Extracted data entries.
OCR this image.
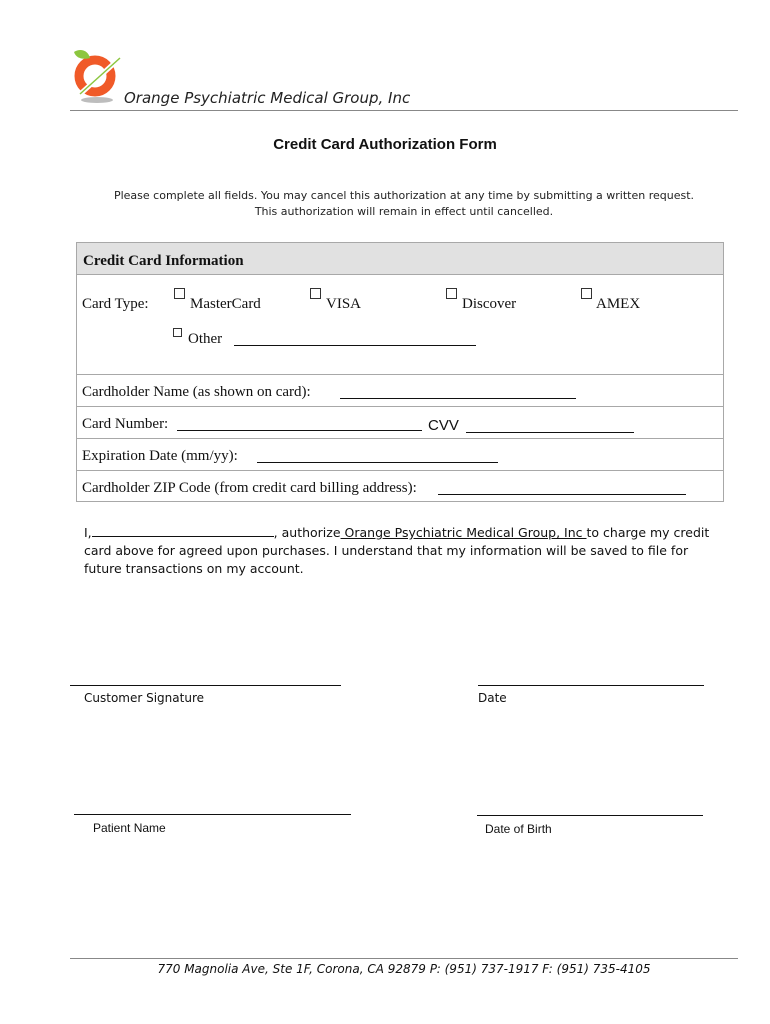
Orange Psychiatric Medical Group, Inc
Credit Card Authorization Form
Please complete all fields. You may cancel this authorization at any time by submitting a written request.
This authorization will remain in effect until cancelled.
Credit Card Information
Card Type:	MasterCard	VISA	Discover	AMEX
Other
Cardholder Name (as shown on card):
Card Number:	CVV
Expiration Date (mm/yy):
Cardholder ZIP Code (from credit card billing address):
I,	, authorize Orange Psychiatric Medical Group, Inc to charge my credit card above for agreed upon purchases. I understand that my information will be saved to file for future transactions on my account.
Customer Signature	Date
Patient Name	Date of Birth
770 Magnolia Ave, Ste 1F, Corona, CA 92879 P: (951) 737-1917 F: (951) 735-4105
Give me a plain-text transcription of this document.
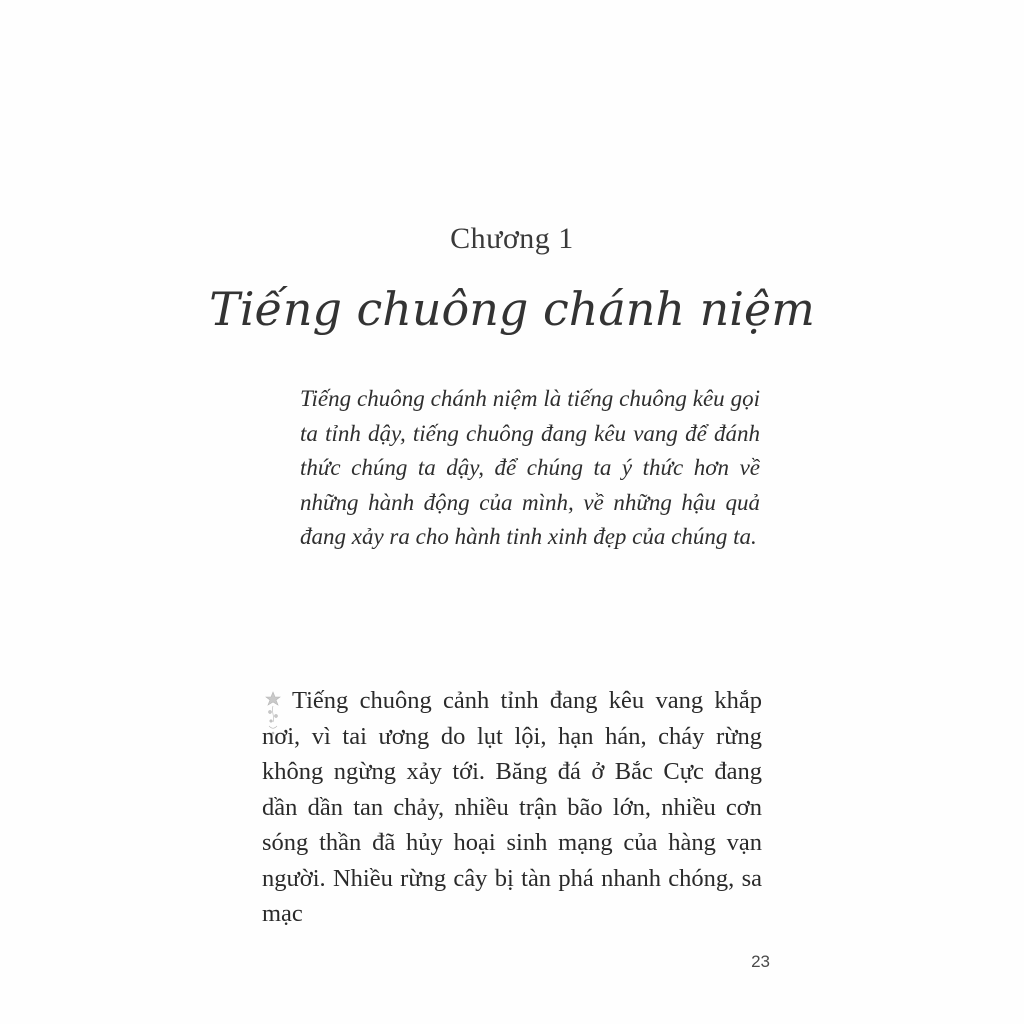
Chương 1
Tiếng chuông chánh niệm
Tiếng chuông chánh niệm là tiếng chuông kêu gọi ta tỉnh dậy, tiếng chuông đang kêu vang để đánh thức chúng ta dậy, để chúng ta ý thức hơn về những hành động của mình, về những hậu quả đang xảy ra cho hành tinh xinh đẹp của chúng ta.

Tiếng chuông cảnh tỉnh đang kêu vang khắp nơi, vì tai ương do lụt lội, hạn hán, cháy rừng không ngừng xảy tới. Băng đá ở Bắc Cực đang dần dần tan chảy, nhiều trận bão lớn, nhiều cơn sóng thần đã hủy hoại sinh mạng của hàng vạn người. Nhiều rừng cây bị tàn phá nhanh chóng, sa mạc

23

---

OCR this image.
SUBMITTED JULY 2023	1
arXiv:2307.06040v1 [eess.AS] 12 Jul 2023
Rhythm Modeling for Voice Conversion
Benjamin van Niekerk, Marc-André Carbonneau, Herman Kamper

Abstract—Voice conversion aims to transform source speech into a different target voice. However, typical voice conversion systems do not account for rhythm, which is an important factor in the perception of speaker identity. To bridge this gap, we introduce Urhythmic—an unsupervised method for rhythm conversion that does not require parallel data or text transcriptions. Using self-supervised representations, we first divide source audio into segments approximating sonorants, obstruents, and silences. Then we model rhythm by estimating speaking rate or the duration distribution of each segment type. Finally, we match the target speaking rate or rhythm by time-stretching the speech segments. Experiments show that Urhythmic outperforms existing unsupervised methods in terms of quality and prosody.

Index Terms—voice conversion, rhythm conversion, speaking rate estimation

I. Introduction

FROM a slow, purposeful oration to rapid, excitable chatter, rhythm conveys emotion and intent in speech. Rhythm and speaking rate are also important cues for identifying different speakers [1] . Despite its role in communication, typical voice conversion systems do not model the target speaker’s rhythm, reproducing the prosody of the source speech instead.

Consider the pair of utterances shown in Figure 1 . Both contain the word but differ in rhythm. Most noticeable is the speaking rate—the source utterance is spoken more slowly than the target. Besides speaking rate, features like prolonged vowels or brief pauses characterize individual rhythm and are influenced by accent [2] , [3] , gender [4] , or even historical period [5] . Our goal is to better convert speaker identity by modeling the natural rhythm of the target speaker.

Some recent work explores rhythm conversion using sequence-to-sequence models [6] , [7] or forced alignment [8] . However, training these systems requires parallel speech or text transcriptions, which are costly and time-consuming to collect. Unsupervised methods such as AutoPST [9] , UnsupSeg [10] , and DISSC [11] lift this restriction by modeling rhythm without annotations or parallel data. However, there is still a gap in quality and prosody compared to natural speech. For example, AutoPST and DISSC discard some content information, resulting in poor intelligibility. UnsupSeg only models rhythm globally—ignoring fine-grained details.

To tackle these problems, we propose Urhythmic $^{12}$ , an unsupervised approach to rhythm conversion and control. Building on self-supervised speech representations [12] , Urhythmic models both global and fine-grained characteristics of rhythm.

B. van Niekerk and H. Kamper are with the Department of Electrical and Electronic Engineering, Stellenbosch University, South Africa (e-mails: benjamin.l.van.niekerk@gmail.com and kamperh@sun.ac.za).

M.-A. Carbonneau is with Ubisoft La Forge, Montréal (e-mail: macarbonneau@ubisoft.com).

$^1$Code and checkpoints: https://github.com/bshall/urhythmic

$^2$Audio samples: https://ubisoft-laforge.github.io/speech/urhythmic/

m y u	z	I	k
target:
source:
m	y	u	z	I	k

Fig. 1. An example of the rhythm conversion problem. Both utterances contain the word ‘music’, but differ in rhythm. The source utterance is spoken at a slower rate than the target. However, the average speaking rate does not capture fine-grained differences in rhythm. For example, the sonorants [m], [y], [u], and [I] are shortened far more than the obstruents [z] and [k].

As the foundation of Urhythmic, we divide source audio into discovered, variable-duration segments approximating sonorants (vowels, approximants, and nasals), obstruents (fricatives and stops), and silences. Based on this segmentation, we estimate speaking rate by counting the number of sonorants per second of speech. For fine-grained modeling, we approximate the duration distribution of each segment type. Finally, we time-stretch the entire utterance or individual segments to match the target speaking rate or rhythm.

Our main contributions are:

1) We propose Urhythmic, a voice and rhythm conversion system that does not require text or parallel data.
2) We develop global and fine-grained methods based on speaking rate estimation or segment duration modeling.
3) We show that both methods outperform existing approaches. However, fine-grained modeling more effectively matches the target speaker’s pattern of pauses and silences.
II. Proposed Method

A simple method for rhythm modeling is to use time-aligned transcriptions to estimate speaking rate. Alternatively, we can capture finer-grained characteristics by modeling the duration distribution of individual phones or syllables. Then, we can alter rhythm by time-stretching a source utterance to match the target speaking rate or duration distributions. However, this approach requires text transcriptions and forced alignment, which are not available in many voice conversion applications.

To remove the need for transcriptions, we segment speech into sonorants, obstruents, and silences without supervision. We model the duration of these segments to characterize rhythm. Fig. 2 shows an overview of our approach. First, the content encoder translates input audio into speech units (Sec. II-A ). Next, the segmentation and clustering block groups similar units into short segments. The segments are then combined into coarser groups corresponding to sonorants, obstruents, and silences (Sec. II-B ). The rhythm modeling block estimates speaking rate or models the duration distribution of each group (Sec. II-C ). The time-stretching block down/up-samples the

Exercise aim. Across the records, how many lines contain "vang"? Only the number should be given.

Answer to the task. 2